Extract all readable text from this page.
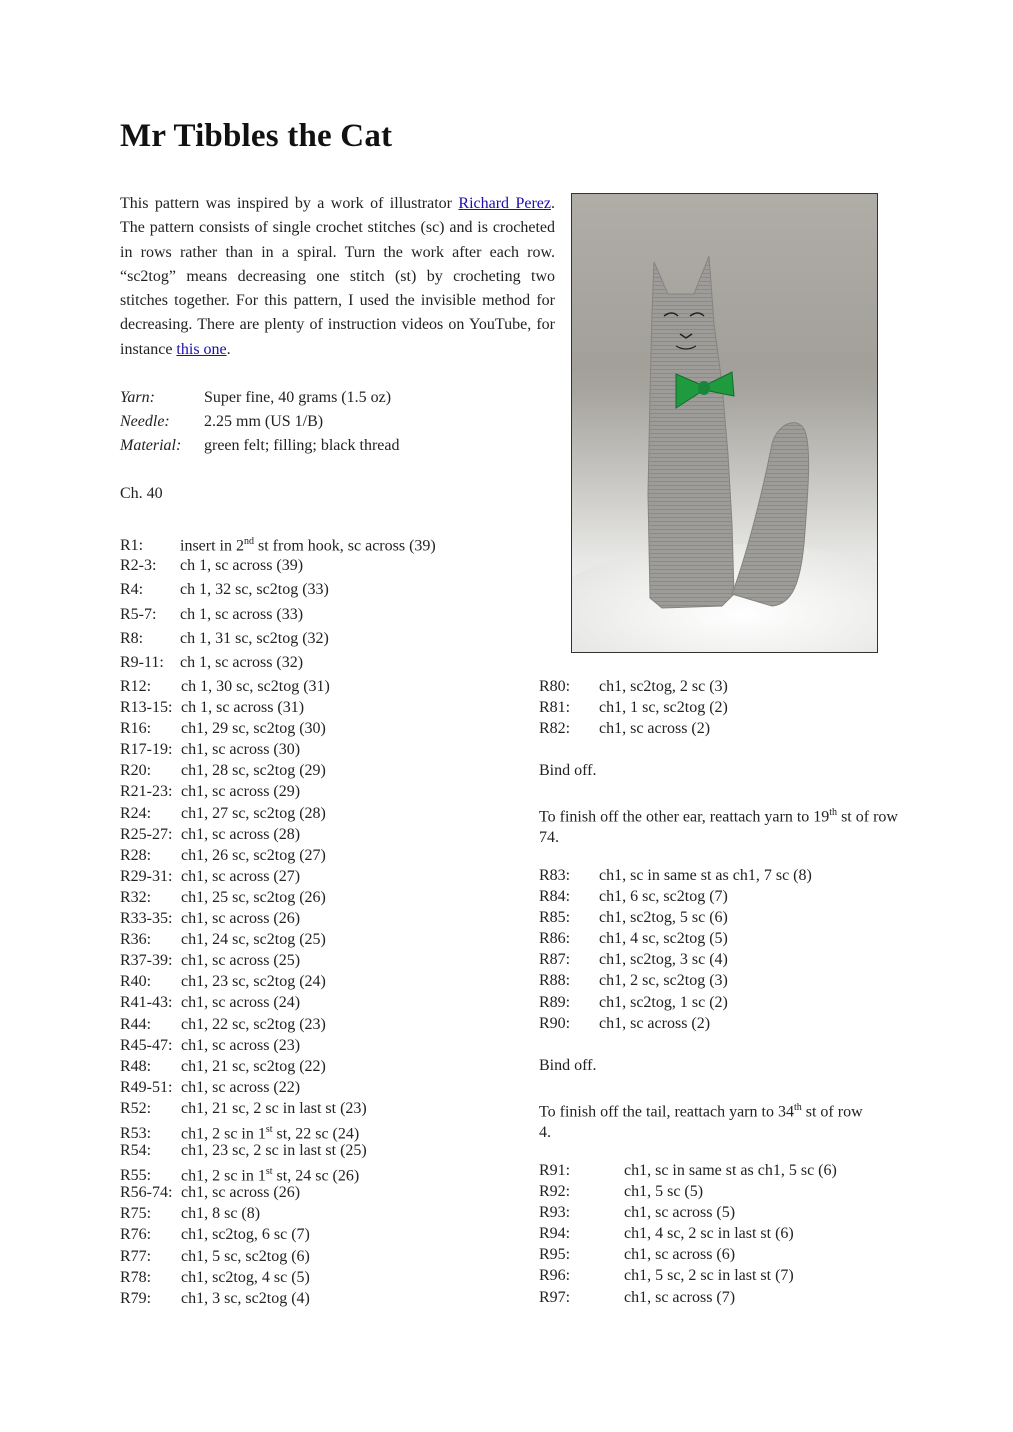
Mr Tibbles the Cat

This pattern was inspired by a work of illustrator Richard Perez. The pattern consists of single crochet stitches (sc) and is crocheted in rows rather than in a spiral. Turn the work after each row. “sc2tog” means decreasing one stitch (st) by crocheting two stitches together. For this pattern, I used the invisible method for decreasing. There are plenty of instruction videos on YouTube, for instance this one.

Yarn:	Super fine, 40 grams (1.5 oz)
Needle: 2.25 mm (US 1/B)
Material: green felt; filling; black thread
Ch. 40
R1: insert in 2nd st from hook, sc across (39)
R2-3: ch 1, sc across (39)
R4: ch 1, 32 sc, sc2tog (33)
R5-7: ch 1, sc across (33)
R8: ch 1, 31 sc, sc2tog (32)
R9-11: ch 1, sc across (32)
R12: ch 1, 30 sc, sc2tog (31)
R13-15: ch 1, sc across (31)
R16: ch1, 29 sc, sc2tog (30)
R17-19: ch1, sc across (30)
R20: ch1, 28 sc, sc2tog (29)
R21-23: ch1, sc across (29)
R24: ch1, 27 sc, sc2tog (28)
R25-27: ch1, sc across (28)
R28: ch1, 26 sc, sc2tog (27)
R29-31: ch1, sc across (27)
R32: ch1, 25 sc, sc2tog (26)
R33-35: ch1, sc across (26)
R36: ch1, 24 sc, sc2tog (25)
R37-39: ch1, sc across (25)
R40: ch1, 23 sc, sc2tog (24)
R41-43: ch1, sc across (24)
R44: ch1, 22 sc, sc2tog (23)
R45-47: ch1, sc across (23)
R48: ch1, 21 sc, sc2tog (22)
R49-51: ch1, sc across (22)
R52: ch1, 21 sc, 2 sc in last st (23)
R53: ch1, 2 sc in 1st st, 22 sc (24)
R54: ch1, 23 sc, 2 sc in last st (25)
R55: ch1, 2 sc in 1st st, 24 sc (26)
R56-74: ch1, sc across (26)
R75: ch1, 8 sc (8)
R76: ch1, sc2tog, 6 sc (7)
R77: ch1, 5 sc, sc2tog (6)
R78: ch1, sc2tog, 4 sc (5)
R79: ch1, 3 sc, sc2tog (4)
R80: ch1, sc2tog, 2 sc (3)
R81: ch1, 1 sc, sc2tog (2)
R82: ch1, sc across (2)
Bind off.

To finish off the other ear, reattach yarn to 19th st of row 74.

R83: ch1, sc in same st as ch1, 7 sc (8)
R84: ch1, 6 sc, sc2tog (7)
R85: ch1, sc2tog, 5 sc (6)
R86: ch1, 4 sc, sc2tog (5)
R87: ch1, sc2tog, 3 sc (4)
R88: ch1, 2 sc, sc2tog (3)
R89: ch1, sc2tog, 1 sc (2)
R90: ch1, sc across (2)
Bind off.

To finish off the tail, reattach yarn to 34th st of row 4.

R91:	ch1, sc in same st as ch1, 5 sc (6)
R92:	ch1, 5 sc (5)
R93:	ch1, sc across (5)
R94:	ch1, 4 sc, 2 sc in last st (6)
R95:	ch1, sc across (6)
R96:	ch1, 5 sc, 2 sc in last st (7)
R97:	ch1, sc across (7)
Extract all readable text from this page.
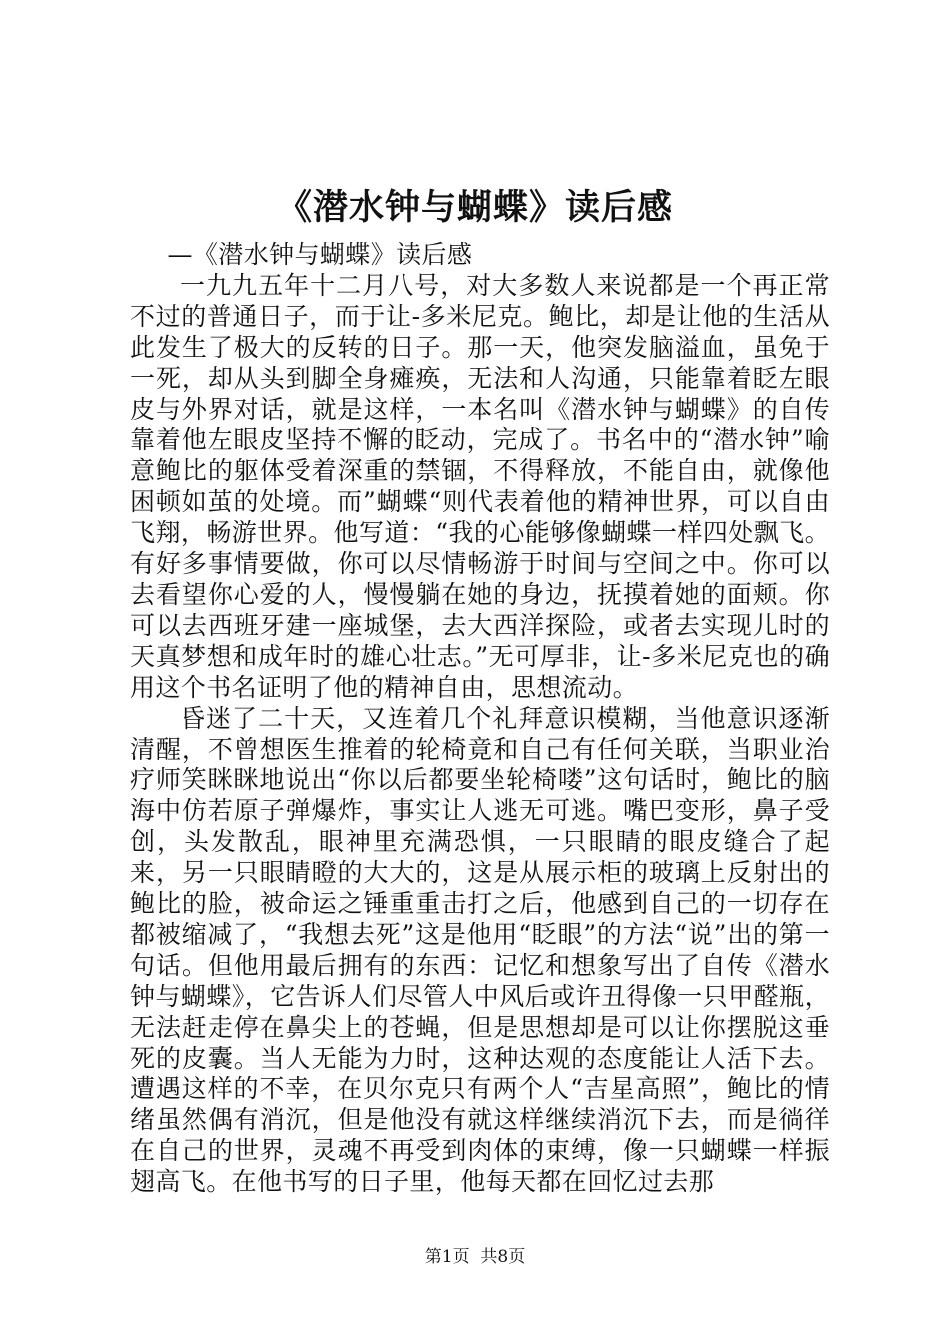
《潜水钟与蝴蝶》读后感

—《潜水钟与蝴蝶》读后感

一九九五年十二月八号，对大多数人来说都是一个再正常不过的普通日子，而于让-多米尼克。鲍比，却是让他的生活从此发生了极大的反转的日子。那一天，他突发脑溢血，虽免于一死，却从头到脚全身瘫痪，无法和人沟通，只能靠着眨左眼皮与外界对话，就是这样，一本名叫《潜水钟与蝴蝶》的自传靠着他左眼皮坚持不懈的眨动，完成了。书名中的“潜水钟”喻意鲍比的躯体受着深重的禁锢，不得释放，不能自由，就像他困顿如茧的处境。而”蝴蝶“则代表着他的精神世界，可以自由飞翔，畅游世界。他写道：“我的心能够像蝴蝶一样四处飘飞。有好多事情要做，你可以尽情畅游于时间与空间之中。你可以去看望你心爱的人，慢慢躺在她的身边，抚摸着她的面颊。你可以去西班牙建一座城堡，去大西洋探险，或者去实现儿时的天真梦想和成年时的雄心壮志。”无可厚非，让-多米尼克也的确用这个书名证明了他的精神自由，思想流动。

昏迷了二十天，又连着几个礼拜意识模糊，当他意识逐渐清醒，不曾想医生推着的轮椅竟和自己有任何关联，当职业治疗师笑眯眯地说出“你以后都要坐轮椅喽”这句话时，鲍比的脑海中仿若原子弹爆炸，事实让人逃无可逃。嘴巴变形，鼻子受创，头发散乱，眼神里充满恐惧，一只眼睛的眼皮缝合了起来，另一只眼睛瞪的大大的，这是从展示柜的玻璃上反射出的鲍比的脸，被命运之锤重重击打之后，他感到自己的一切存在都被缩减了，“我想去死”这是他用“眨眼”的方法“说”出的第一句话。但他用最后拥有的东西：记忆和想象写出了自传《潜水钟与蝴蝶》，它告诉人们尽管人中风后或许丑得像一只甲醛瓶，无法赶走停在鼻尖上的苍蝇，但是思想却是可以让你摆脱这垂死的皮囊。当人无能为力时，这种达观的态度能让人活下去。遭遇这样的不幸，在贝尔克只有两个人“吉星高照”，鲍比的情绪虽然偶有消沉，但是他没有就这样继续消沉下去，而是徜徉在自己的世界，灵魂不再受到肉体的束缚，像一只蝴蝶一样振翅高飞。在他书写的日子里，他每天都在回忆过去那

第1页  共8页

________________________

Directive: Restate the entire listing word for word, excluding pictures.

Reply to the task:
Extract all readable text from this page.
Mr Tibbles the Cat

This pattern was inspired by a work of illustrator Richard Perez. The pattern consists of single crochet stitches (sc) and is crocheted in rows rather than in a spiral. Turn the work after each row. “sc2tog” means decreasing one stitch (st) by crocheting two stitches together. For this pattern, I used the invisible method for decreasing. There are plenty of instruction videos on YouTube, for instance this one.

Yarn:	Super fine, 40 grams (1.5 oz)
Needle: 2.25 mm (US 1/B)
Material: green felt; filling; black thread
Ch. 40
R1: insert in 2nd st from hook, sc across (39)
R2-3: ch 1, sc across (39)
R4: ch 1, 32 sc, sc2tog (33)
R5-7: ch 1, sc across (33)
R8: ch 1, 31 sc, sc2tog (32)
R9-11: ch 1, sc across (32)
R12: ch 1, 30 sc, sc2tog (31)
R13-15: ch 1, sc across (31)
R16: ch1, 29 sc, sc2tog (30)
R17-19: ch1, sc across (30)
R20: ch1, 28 sc, sc2tog (29)
R21-23: ch1, sc across (29)
R24: ch1, 27 sc, sc2tog (28)
R25-27: ch1, sc across (28)
R28: ch1, 26 sc, sc2tog (27)
R29-31: ch1, sc across (27)
R32: ch1, 25 sc, sc2tog (26)
R33-35: ch1, sc across (26)
R36: ch1, 24 sc, sc2tog (25)
R37-39: ch1, sc across (25)
R40: ch1, 23 sc, sc2tog (24)
R41-43: ch1, sc across (24)
R44: ch1, 22 sc, sc2tog (23)
R45-47: ch1, sc across (23)
R48: ch1, 21 sc, sc2tog (22)
R49-51: ch1, sc across (22)
R52: ch1, 21 sc, 2 sc in last st (23)
R53: ch1, 2 sc in 1st st, 22 sc (24)
R54: ch1, 23 sc, 2 sc in last st (25)
R55: ch1, 2 sc in 1st st, 24 sc (26)
R56-74: ch1, sc across (26)
R75: ch1, 8 sc (8)
R76: ch1, sc2tog, 6 sc (7)
R77: ch1, 5 sc, sc2tog (6)
R78: ch1, sc2tog, 4 sc (5)
R79: ch1, 3 sc, sc2tog (4)
R80: ch1, sc2tog, 2 sc (3)
R81: ch1, 1 sc, sc2tog (2)
R82: ch1, sc across (2)
Bind off.

To finish off the other ear, reattach yarn to 19th st of row 74.

R83: ch1, sc in same st as ch1, 7 sc (8)
R84: ch1, 6 sc, sc2tog (7)
R85: ch1, sc2tog, 5 sc (6)
R86: ch1, 4 sc, sc2tog (5)
R87: ch1, sc2tog, 3 sc (4)
R88: ch1, 2 sc, sc2tog (3)
R89: ch1, sc2tog, 1 sc (2)
R90: ch1, sc across (2)
Bind off.

To finish off the tail, reattach yarn to 34th st of row 4.

R91:	ch1, sc in same st as ch1, 5 sc (6)
R92:	ch1, 5 sc (5)
R93:	ch1, sc across (5)
R94:	ch1, 4 sc, 2 sc in last st (6)
R95:	ch1, sc across (6)
R96:	ch1, 5 sc, 2 sc in last st (7)
R97:	ch1, sc across (7)
Extract all readable text from this page.
《潜水钟与蝴蝶》读后感

—《潜水钟与蝴蝶》读后感

一九九五年十二月八号，对大多数人来说都是一个再正常不过的普通日子，而于让-多米尼克。鲍比，却是让他的生活从此发生了极大的反转的日子。那一天，他突发脑溢血，虽免于一死，却从头到脚全身瘫痪，无法和人沟通，只能靠着眨左眼皮与外界对话，就是这样，一本名叫《潜水钟与蝴蝶》的自传靠着他左眼皮坚持不懈的眨动，完成了。书名中的“潜水钟”喻意鲍比的躯体受着深重的禁锢，不得释放，不能自由，就像他困顿如茧的处境。而”蝴蝶“则代表着他的精神世界，可以自由飞翔，畅游世界。他写道：“我的心能够像蝴蝶一样四处飘飞。有好多事情要做，你可以尽情畅游于时间与空间之中。你可以去看望你心爱的人，慢慢躺在她的身边，抚摸着她的面颊。你可以去西班牙建一座城堡，去大西洋探险，或者去实现儿时的天真梦想和成年时的雄心壮志。”无可厚非，让-多米尼克也的确用这个书名证明了他的精神自由，思想流动。

昏迷了二十天，又连着几个礼拜意识模糊，当他意识逐渐清醒，不曾想医生推着的轮椅竟和自己有任何关联，当职业治疗师笑眯眯地说出“你以后都要坐轮椅喽”这句话时，鲍比的脑海中仿若原子弹爆炸，事实让人逃无可逃。嘴巴变形，鼻子受创，头发散乱，眼神里充满恐惧，一只眼睛的眼皮缝合了起来，另一只眼睛瞪的大大的，这是从展示柜的玻璃上反射出的鲍比的脸，被命运之锤重重击打之后，他感到自己的一切存在都被缩减了，“我想去死”这是他用“眨眼”的方法“说”出的第一句话。但他用最后拥有的东西：记忆和想象写出了自传《潜水钟与蝴蝶》，它告诉人们尽管人中风后或许丑得像一只甲醛瓶，无法赶走停在鼻尖上的苍蝇，但是思想却是可以让你摆脱这垂死的皮囊。当人无能为力时，这种达观的态度能让人活下去。遭遇这样的不幸，在贝尔克只有两个人“吉星高照”，鲍比的情绪虽然偶有消沉，但是他没有就这样继续消沉下去，而是徜徉在自己的世界，灵魂不再受到肉体的束缚，像一只蝴蝶一样振翅高飞。在他书写的日子里，他每天都在回忆过去那

第1页  共8页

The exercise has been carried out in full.